* _EXERCISE_: Nothing may be dropped or altered: reproduce all the data.

──────── MATERIAL SUPPLIED

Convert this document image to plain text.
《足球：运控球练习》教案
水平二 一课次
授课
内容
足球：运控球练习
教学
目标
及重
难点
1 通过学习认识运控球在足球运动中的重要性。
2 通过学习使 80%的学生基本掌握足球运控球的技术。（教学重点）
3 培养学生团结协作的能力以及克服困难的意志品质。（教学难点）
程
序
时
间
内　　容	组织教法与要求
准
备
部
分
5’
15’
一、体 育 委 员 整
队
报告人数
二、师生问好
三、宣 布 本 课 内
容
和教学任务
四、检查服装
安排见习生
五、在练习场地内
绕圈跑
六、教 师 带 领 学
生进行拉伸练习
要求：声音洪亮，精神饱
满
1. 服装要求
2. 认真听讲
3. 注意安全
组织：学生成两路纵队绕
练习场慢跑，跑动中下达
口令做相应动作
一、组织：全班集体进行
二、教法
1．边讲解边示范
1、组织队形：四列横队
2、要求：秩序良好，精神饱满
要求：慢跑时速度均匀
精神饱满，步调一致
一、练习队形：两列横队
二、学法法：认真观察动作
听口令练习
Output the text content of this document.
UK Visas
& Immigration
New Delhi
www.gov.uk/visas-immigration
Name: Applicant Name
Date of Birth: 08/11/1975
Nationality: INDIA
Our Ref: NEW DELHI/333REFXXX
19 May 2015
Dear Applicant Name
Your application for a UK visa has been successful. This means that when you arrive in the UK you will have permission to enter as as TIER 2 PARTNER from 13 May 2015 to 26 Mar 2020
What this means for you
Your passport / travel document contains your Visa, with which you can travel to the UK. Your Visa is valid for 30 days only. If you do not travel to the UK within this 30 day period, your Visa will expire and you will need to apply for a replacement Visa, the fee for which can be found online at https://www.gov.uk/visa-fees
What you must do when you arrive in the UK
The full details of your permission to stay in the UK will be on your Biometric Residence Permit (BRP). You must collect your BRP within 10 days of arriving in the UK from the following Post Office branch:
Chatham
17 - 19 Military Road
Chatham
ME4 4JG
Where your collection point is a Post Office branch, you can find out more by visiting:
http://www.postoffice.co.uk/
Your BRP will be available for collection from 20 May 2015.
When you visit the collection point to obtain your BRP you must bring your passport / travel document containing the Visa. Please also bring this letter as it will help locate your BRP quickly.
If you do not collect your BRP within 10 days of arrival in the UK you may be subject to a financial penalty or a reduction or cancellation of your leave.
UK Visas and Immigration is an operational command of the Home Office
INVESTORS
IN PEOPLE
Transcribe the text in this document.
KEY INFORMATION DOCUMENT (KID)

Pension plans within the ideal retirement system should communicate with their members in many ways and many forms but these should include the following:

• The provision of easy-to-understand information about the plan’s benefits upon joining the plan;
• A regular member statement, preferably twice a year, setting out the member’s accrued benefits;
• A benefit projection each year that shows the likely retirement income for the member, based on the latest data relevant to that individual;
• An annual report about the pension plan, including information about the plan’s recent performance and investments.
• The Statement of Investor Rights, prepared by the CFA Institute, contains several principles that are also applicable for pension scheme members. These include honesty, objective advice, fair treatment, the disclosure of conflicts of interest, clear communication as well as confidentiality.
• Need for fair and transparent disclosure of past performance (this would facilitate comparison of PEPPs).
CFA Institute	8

────────────────

* _OUTPUT_:
Convert this document image to plain text.
《足球：运控球练习》教案
水平二 一课次
授课
内容
足球：运控球练习
教学
目标
及重
难点
1 通过学习认识运控球在足球运动中的重要性。
2 通过学习使 80%的学生基本掌握足球运控球的技术。（教学重点）
3 培养学生团结协作的能力以及克服困难的意志品质。（教学难点）
程
序
时
间
内　　容	组织教法与要求
准
备
部
分
5’
15’
一、体 育 委 员 整
队
报告人数
二、师生问好
三、宣 布 本 课 内
容
和教学任务
四、检查服装
安排见习生
五、在练习场地内
绕圈跑
六、教 师 带 领 学
生进行拉伸练习
要求：声音洪亮，精神饱
满
1. 服装要求
2. 认真听讲
3. 注意安全
组织：学生成两路纵队绕
练习场慢跑，跑动中下达
口令做相应动作
一、组织：全班集体进行
二、教法
1．边讲解边示范
1、组织队形：四列横队
2、要求：秩序良好，精神饱满
要求：慢跑时速度均匀
精神饱满，步调一致
一、练习队形：两列横队
二、学法法：认真观察动作
听口令练习
Output the text content of this document.
UK Visas
& Immigration
New Delhi
www.gov.uk/visas-immigration
Name: Applicant Name
Date of Birth: 08/11/1975
Nationality: INDIA
Our Ref: NEW DELHI/333REFXXX
19 May 2015
Dear Applicant Name
Your application for a UK visa has been successful. This means that when you arrive in the UK you will have permission to enter as as TIER 2 PARTNER from 13 May 2015 to 26 Mar 2020
What this means for you
Your passport / travel document contains your Visa, with which you can travel to the UK. Your Visa is valid for 30 days only. If you do not travel to the UK within this 30 day period, your Visa will expire and you will need to apply for a replacement Visa, the fee for which can be found online at https://www.gov.uk/visa-fees
What you must do when you arrive in the UK
The full details of your permission to stay in the UK will be on your Biometric Residence Permit (BRP). You must collect your BRP within 10 days of arriving in the UK from the following Post Office branch:
Chatham
17 - 19 Military Road
Chatham
ME4 4JG
Where your collection point is a Post Office branch, you can find out more by visiting:
http://www.postoffice.co.uk/
Your BRP will be available for collection from 20 May 2015.
When you visit the collection point to obtain your BRP you must bring your passport / travel document containing the Visa. Please also bring this letter as it will help locate your BRP quickly.
If you do not collect your BRP within 10 days of arrival in the UK you may be subject to a financial penalty or a reduction or cancellation of your leave.
UK Visas and Immigration is an operational command of the Home Office
INVESTORS
IN PEOPLE
Transcribe the text in this document.
KEY INFORMATION DOCUMENT (KID)

Pension plans within the ideal retirement system should communicate with their members in many ways and many forms but these should include the following:

• The provision of easy-to-understand information about the plan’s benefits upon joining the plan;
• A regular member statement, preferably twice a year, setting out the member’s accrued benefits;
• A benefit projection each year that shows the likely retirement income for the member, based on the latest data relevant to that individual;
• An annual report about the pension plan, including information about the plan’s recent performance and investments.
• The Statement of Investor Rights, prepared by the CFA Institute, contains several principles that are also applicable for pension scheme members. These include honesty, objective advice, fair treatment, the disclosure of conflicts of interest, clear communication as well as confidentiality.
• Need for fair and transparent disclosure of past performance (this would facilitate comparison of PEPPs).
CFA Institute	8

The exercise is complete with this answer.